• _TASK TO CARRY OUT_
Reproduce the lines exactly, everything from the first one down to the line containing "field-row (22, 283, 312, 291)", with both of those included and nothing more.

• _INPUT MATERIAL_
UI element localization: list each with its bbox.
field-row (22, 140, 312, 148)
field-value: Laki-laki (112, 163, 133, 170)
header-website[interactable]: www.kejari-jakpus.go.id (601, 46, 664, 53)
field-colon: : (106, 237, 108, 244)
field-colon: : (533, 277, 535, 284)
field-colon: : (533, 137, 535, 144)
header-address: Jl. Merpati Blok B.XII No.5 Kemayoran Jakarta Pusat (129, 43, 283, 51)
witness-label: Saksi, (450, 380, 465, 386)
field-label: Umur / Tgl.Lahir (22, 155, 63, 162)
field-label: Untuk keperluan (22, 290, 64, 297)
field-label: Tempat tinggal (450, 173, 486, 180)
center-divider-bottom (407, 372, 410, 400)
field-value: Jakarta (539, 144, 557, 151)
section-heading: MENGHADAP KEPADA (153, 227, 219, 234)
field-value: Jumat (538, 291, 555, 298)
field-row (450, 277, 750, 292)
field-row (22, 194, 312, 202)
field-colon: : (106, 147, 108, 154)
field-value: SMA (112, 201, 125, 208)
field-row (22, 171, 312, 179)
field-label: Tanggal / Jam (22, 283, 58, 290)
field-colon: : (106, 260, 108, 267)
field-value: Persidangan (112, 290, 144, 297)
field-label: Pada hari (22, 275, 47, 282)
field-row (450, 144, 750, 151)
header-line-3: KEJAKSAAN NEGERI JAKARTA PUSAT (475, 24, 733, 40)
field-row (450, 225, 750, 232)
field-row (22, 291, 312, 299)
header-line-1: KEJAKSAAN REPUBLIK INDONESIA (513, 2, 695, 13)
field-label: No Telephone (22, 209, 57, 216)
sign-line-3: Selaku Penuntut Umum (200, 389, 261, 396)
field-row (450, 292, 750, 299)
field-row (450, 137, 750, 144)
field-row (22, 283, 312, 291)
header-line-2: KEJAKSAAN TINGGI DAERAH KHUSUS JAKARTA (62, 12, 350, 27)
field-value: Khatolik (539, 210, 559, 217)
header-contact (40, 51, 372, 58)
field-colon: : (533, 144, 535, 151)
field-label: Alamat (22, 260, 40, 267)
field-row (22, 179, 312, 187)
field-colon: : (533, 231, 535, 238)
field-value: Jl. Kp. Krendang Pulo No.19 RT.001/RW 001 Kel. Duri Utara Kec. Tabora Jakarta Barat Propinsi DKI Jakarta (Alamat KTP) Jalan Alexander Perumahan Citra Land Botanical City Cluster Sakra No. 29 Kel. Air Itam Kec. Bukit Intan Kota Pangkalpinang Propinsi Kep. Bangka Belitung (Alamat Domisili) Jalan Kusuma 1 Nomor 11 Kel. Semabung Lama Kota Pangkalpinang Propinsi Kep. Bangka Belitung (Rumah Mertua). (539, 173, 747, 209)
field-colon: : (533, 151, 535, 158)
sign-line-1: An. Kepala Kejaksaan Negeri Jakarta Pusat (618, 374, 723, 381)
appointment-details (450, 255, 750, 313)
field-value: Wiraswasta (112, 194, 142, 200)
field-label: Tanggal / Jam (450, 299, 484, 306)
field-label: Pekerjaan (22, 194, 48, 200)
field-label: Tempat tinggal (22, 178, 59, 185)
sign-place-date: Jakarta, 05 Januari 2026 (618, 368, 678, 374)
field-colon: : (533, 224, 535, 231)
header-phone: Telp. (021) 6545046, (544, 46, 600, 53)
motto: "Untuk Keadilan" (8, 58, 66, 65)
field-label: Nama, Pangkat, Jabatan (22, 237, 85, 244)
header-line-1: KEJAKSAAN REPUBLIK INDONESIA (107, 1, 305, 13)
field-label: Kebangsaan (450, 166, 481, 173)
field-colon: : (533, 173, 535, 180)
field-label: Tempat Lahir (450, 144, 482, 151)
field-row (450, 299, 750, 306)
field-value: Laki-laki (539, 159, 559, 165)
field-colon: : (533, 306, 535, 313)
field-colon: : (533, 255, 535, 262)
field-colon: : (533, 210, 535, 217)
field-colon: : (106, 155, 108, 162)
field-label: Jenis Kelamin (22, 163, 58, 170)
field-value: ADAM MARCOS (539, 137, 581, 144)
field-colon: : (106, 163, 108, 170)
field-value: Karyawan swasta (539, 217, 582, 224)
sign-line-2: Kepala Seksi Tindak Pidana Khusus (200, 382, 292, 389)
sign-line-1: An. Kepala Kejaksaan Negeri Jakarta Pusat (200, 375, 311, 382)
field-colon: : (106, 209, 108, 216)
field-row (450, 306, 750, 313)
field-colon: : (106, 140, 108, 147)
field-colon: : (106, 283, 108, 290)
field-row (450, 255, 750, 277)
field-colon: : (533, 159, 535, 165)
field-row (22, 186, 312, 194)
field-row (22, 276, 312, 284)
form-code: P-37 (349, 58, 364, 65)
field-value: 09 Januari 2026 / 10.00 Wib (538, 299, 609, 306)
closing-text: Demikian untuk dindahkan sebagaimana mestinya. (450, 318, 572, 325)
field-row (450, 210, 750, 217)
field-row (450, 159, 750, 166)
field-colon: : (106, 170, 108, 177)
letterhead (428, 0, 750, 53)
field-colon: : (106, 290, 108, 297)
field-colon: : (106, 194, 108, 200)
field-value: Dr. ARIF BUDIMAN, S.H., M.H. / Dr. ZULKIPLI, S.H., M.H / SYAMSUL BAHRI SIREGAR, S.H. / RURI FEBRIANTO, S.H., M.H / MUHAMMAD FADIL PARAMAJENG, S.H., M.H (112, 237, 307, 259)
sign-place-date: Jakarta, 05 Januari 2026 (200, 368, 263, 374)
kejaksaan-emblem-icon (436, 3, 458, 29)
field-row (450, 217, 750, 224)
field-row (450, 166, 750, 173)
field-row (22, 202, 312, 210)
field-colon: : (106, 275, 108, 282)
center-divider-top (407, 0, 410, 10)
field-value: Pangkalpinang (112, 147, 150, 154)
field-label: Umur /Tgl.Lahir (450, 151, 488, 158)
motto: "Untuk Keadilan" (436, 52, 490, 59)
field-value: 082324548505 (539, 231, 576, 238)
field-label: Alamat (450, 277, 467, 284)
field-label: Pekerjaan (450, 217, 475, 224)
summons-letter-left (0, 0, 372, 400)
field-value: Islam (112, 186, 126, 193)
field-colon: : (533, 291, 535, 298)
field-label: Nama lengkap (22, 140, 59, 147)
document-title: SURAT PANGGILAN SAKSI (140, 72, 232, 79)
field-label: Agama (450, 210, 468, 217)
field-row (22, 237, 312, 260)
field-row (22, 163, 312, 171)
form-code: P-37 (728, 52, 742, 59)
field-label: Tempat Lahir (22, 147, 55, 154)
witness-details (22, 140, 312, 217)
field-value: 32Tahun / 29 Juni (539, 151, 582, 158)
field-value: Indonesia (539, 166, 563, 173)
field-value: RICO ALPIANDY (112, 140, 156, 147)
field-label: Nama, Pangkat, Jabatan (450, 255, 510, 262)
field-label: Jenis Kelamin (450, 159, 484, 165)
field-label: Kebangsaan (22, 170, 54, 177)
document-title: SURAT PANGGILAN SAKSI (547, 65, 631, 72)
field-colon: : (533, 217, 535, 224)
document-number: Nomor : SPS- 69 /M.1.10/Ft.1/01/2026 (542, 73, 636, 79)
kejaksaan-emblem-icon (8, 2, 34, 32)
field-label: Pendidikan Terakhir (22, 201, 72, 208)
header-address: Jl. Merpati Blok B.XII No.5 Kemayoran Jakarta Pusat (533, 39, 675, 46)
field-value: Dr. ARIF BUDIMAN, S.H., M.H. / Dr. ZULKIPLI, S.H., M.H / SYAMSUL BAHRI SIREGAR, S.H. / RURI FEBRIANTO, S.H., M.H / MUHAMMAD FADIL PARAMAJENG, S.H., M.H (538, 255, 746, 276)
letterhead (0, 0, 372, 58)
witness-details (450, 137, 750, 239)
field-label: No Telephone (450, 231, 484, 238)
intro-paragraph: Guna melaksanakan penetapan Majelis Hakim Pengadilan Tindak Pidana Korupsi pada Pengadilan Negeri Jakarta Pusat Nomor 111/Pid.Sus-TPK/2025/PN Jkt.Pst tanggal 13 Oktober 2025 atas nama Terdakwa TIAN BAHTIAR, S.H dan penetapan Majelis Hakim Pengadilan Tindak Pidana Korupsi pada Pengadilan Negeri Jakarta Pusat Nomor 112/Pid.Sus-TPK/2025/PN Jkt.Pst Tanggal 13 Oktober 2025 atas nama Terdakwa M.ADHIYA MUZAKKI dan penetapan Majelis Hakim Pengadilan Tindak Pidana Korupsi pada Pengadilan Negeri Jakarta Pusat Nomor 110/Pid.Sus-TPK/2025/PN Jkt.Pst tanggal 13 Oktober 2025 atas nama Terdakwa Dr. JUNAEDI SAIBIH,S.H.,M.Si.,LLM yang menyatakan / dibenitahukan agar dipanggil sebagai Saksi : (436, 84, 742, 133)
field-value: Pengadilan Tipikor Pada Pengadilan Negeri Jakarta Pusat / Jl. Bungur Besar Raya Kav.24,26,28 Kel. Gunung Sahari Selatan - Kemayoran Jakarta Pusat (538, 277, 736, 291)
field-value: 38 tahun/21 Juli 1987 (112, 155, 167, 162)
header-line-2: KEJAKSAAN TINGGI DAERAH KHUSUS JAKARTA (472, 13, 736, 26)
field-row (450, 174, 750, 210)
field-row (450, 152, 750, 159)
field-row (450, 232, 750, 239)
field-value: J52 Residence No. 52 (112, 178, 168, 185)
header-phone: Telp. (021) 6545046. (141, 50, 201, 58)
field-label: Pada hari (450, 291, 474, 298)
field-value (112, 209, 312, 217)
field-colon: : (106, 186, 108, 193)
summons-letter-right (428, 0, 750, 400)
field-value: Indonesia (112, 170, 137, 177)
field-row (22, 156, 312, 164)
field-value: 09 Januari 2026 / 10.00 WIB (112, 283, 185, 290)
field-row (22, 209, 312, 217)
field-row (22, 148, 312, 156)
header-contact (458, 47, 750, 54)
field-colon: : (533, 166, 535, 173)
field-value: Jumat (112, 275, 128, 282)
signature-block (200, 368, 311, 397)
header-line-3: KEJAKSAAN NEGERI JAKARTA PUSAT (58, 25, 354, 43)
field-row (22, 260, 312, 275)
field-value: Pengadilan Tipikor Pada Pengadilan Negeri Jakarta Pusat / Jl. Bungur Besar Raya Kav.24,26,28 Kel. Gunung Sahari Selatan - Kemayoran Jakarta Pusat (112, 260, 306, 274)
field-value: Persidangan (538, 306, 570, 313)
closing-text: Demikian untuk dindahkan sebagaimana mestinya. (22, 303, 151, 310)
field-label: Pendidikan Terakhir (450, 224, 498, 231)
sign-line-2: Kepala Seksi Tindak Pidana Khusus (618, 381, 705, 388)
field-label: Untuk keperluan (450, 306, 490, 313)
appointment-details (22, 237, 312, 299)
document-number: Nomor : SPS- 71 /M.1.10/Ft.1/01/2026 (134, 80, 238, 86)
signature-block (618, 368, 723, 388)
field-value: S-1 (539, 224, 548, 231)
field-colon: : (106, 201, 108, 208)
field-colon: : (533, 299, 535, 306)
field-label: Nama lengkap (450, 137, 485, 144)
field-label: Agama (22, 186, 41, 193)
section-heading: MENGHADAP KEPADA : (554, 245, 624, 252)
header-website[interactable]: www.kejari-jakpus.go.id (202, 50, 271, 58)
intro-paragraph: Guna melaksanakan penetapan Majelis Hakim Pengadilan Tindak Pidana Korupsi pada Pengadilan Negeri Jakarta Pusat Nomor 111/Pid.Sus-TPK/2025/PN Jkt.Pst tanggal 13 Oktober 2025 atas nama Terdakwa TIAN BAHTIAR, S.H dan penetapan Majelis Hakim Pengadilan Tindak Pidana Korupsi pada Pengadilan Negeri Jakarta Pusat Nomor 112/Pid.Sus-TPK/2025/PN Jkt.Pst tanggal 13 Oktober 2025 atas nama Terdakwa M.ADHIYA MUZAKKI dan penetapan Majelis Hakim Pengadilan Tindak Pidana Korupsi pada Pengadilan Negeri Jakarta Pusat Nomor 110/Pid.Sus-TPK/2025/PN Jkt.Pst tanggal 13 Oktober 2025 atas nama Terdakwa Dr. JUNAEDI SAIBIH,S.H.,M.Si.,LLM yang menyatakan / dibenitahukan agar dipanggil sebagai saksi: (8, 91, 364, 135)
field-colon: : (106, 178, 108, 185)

• _FINAL RESULT_
UI element localization: list each with its bbox.
field-row (22, 140, 312, 148)
field-value: Laki-laki (112, 163, 133, 170)
header-website[interactable]: www.kejari-jakpus.go.id (601, 46, 664, 53)
field-colon: : (106, 237, 108, 244)
field-colon: : (533, 277, 535, 284)
field-colon: : (533, 137, 535, 144)
header-address: Jl. Merpati Blok B.XII No.5 Kemayoran Jakarta Pusat (129, 43, 283, 51)
witness-label: Saksi, (450, 380, 465, 386)
field-label: Umur / Tgl.Lahir (22, 155, 63, 162)
field-label: Untuk keperluan (22, 290, 64, 297)
field-label: Tempat tinggal (450, 173, 486, 180)
center-divider-bottom (407, 372, 410, 400)
field-value: Jakarta (539, 144, 557, 151)
section-heading: MENGHADAP KEPADA (153, 227, 219, 234)
field-value: Jumat (538, 291, 555, 298)
field-row (450, 277, 750, 292)
field-row (22, 194, 312, 202)
field-colon: : (106, 147, 108, 154)
field-value: SMA (112, 201, 125, 208)
field-row (22, 171, 312, 179)
field-label: Tanggal / Jam (22, 283, 58, 290)
field-colon: : (106, 260, 108, 267)
field-value: Persidangan (112, 290, 144, 297)
field-label: Pada hari (22, 275, 47, 282)
field-row (450, 144, 750, 151)
header-line-3: KEJAKSAAN NEGERI JAKARTA PUSAT (475, 24, 733, 40)
field-row (450, 225, 750, 232)
field-row (22, 291, 312, 299)
header-line-1: KEJAKSAAN REPUBLIK INDONESIA (513, 2, 695, 13)
field-label: No Telephone (22, 209, 57, 216)
sign-line-3: Selaku Penuntut Umum (200, 389, 261, 396)
field-row (450, 292, 750, 299)
field-row (450, 137, 750, 144)
field-row (22, 283, 312, 291)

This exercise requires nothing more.